### Given exercise:
Word for word, print each line of the listing below; pictures stay out.

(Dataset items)

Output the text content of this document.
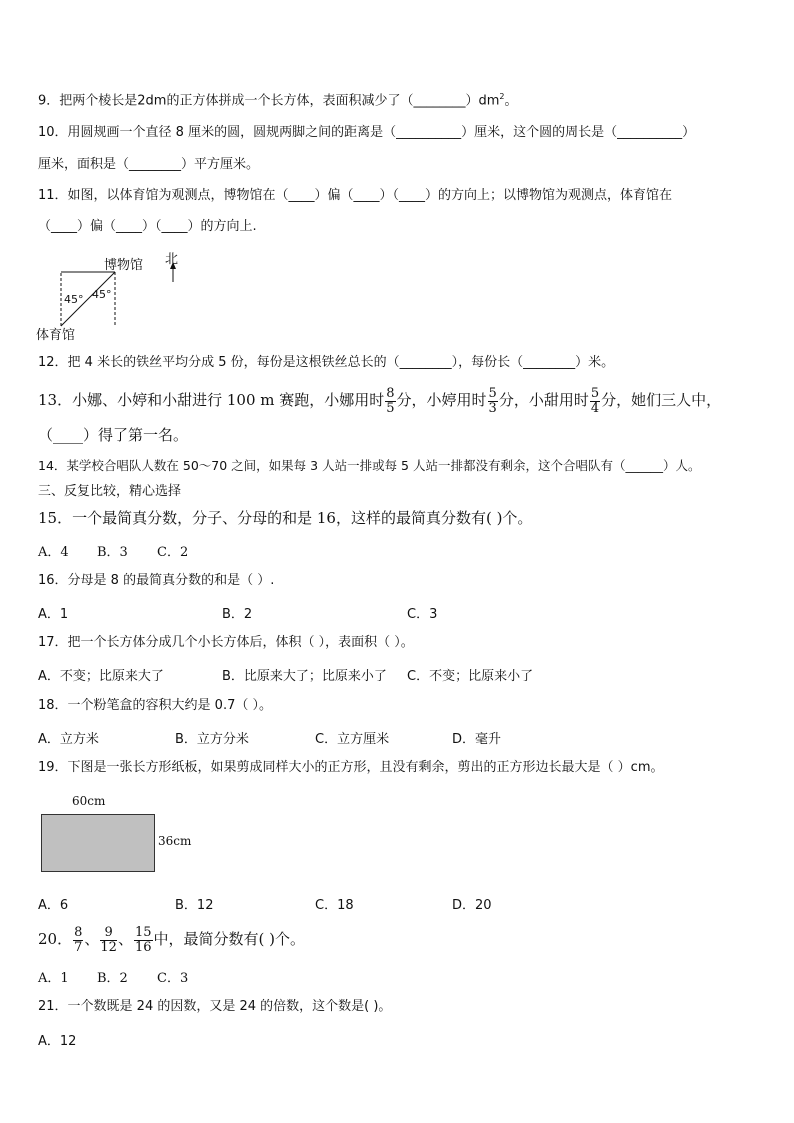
9．把两个棱长是2dm的正方体拼成一个长方体，表面积减少了$(\_\_\_\_\_\_\_\_)dm^2$。
10．用圆规画一个直径 8 厘米的圆，圆规两脚之间的距离是（__________）厘米，这个圆的周长是（__________）
厘米，面积是（________）平方厘米。
11．如图，以体育馆为观测点，博物馆在（____）偏（____）（____）的方向上；以博物馆为观测点，体育馆在
（____）偏（____）（____）的方向上.
博物馆 北
体育馆
45° 45°
12．把 4 米长的铁丝平均分成 5 份，每份是这根铁丝总长的（________），每份长（________）米。
13．小娜、小婷和小甜进行 100 m 赛跑，小娜用时 $\frac{8}{5}$ 分，小婷用时 $\frac{5}{3}$ 分，小甜用时 $\frac{5}{4}$ 分，她们三人中，
（____）得了第一名。
14．某学校合唱队人数在 50～70 之间，如果每 3 人站一排或每 5 人站一排都没有剩余，这个合唱队有（______）人。
三、反复比较，精心选择
15．一个最简真分数，分子、分母的和是 16，这样的最简真分数有( )个。
A．4 B．3 C．2
16．分母是 8 的最简真分数的和是（ ）.
A．1	B．2	C．3
17．把一个长方体分成几个小长方体后，体积（ ），表面积（ ）。
A．不变；比原来大了	B．比原来大了；比原来小了 C．不变；比原来小了
18．一个粉笔盒的容积大约是 0.7（ ）。
A．立方米	B．立方分米	C．立方厘米	D．毫升
19．下图是一张长方形纸板，如果剪成同样大小的正方形，且没有剩余，剪出的正方形边长最大是（ ）cm。
60cm
36cm
A．6	B．12	C．18	D．20
20． $\frac{8}{7}$ 、 $\frac{9}{12}$ 、 $\frac{15}{16}$ 中，最简分数有( )个。
A．1 B．2 C．3
21．一个数既是 24 的因数，又是 24 的倍数，这个数是( )。
A．12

### Solved problem:
Output the text content of this document.
9．把两个棱长是2dm的正方体拼成一个长方体，表面积减少了$(\_\_\_\_\_\_\_\_)dm^2$。
10．用圆规画一个直径 8 厘米的圆，圆规两脚之间的距离是（__________）厘米，这个圆的周长是（__________）
厘米，面积是（________）平方厘米。
11．如图，以体育馆为观测点，博物馆在（____）偏（____）（____）的方向上；以博物馆为观测点，体育馆在
（____）偏（____）（____）的方向上.
博物馆 北
体育馆
45° 45°
12．把 4 米长的铁丝平均分成 5 份，每份是这根铁丝总长的（________），每份长（________）米。
13．小娜、小婷和小甜进行 100 m 赛跑，小娜用时 $\frac{8}{5}$ 分，小婷用时 $\frac{5}{3}$ 分，小甜用时 $\frac{5}{4}$ 分，她们三人中，
（____）得了第一名。
14．某学校合唱队人数在 50～70 之间，如果每 3 人站一排或每 5 人站一排都没有剩余，这个合唱队有（______）人。
三、反复比较，精心选择
15．一个最简真分数，分子、分母的和是 16，这样的最简真分数有( )个。
A．4 B．3 C．2
16．分母是 8 的最简真分数的和是（ ）.
A．1	B．2	C．3
17．把一个长方体分成几个小长方体后，体积（ ），表面积（ ）。
A．不变；比原来大了	B．比原来大了；比原来小了 C．不变；比原来小了
18．一个粉笔盒的容积大约是 0.7（ ）。
A．立方米	B．立方分米	C．立方厘米	D．毫升
19．下图是一张长方形纸板，如果剪成同样大小的正方形，且没有剩余，剪出的正方形边长最大是（ ）cm。
60cm
36cm
A．6	B．12	C．18	D．20
20． $\frac{8}{7}$ 、 $\frac{9}{12}$ 、 $\frac{15}{16}$ 中，最简分数有( )个。
A．1 B．2 C．3
21．一个数既是 24 的因数，又是 24 的倍数，这个数是( )。
A．12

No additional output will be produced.